## Given text
--*--

Have The Right Conversations

Many of the clinical operations executives I talk to admit they don’t fully understand the demands of CMC or the challenges of getting supplies ready on time. Of course, the flip side is that CMC professionals do not understand the challenges clinical professionals are forced to deal with, such as opening sites, shutting down sites, changing levels of enrollment, and slow enrollment forcing trials to be delayed or cancelled.  

“Those are critical conversations that absolutely must take place between the clinical operations group and the CMC team leader,” says Sparks. “One thing that companies should do is give that CMC team leader access to the clinical plan. Clinical groups will generally build overages into their plan. That is to make sure there are plenty of supplies at each site to cover the minimum number of patients that might get enrolled. CMC should be able to see that plan and understand the overages that are built into it.”

--*--

## Brief 1
Condense the paragraph of the CMC passage that begins "Many of the clinical operations executives" into a short bulleted list that keeps its main facts.
## Brief 2
Answer these questions from the CMC passage:
(a) What does the passage say slow enrollment can force?
(b) According to Sparks, what should companies give the CMC team leader access to?
(c) Why do clinical groups build overages into their plan?
## Brief 3
Pick up the CMC passage where its text ends and continue it.

--*--

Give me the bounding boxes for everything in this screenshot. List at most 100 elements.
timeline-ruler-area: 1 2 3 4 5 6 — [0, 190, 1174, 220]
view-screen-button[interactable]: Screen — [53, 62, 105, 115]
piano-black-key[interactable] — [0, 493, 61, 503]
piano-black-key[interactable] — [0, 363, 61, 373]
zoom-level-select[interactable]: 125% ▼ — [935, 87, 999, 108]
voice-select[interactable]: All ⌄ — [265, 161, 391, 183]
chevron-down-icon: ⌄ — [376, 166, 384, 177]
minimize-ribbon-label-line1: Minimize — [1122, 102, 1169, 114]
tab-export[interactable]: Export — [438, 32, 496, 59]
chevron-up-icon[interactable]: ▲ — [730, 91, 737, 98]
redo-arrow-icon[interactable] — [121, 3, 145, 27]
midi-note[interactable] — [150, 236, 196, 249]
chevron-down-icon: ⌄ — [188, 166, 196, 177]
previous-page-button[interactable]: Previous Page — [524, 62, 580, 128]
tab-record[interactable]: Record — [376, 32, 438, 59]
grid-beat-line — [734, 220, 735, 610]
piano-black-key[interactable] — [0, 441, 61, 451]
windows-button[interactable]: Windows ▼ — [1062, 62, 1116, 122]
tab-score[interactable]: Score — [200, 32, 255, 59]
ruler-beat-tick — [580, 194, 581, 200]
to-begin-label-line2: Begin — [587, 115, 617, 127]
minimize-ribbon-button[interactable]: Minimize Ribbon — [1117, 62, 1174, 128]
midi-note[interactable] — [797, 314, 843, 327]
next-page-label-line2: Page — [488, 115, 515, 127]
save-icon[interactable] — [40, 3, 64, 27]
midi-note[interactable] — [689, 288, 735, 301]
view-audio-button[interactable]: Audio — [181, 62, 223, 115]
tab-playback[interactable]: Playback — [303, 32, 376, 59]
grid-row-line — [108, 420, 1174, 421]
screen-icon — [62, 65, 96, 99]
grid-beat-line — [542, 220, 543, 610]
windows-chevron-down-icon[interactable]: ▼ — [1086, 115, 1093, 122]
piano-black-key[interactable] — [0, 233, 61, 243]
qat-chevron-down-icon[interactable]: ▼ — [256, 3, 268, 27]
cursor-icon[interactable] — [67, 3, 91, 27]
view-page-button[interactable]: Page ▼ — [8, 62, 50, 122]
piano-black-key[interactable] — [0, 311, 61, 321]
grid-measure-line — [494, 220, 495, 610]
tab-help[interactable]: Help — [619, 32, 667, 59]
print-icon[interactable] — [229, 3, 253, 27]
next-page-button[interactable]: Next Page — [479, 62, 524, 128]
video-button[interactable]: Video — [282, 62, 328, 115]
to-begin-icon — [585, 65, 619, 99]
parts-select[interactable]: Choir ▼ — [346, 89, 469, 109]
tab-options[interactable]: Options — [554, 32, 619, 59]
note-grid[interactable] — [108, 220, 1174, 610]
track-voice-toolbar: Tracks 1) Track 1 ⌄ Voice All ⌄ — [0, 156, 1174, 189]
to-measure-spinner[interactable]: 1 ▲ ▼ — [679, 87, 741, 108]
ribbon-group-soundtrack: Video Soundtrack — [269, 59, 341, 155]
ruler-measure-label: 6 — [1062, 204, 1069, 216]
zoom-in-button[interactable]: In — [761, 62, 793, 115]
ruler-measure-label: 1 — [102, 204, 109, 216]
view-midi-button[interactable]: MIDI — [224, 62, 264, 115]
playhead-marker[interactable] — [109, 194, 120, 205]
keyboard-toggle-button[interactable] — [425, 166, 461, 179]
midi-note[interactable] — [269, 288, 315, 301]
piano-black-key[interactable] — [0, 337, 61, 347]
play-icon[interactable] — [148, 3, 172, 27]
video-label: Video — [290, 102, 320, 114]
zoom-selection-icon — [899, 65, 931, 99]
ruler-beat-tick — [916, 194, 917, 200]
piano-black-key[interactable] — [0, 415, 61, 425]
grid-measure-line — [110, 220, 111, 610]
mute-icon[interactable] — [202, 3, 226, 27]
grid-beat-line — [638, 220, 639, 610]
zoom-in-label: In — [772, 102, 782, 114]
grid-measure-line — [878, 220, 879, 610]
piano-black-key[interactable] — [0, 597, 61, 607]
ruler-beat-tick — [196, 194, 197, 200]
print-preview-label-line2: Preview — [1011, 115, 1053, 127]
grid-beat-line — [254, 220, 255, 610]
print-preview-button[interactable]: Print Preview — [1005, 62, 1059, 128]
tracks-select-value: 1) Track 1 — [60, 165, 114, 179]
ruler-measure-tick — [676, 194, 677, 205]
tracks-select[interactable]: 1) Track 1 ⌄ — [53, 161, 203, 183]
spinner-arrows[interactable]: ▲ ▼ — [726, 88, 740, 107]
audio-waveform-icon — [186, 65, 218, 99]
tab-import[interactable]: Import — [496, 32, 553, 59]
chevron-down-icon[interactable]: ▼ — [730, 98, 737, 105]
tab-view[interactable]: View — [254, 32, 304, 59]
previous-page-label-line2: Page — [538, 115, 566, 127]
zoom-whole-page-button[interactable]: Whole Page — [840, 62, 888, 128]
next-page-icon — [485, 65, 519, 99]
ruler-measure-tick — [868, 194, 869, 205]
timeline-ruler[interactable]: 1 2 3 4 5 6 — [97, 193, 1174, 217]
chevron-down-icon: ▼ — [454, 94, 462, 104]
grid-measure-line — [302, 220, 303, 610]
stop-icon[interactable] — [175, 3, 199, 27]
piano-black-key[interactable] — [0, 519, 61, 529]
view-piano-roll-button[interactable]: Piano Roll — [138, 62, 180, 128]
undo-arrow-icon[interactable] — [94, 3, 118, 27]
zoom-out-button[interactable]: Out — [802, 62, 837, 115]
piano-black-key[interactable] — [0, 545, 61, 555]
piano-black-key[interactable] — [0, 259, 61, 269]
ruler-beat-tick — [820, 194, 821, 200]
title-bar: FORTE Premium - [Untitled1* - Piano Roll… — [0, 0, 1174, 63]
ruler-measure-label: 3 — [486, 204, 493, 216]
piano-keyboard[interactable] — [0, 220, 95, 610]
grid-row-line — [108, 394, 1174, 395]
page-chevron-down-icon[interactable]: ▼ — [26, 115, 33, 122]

--*--

## Written answer 1
- Many clinical operations executives admit they don't fully understand CMC's demands or the challenges of getting supplies ready on time.
- CMC professionals, in turn, don't understand the challenges clinical professionals face:
  - opening sites
  - shutting down sites
  - changing levels of enrollment
  - slow enrollment that forces trials to be delayed or cancelled

## Written answer 2
(a) It can force trials to be delayed or cancelled.
(b) The clinical plan.
(c) To make sure there are plenty of supplies at each site to cover the minimum number of patients that might get enrolled.

## Written answer 3
Both clinical and CMC also need to understand that sites do not have to be fully stocked with product at the start of the trial. Sites need to have enough product for the number of patients currently enrolled in the trial, not the number expected to be enrolled by the end of the enrollment period. This is especially true for smaller companies. If a product run will cost $200,000, it can be easier to stagger the cost of multiple production runs over the duration of the clinical trial, rather than pay it all upfront. However, this needs to be balanced against the cost of multiple clinical packaging and labeling runs.

Companies also need to be aware of a product’s shelf life. If a product has a shelf life of 6 months or 12 months, a long screening period or delays in getting patients enrolled could result in expensive product going to waste. Producing all the inventory in advance increases the possibility of a product going bad. That, unfortunately, can leave CMC with very little time to produce the product.  

“You need folks monitoring expiration dating and the cost of goods,” cautions Sparks. “Those folks need to be from both CMC and clinical operations. This is a highly collaborative discussion, and you need to look at the overall benefit for the company, not just for the trial or for your department.”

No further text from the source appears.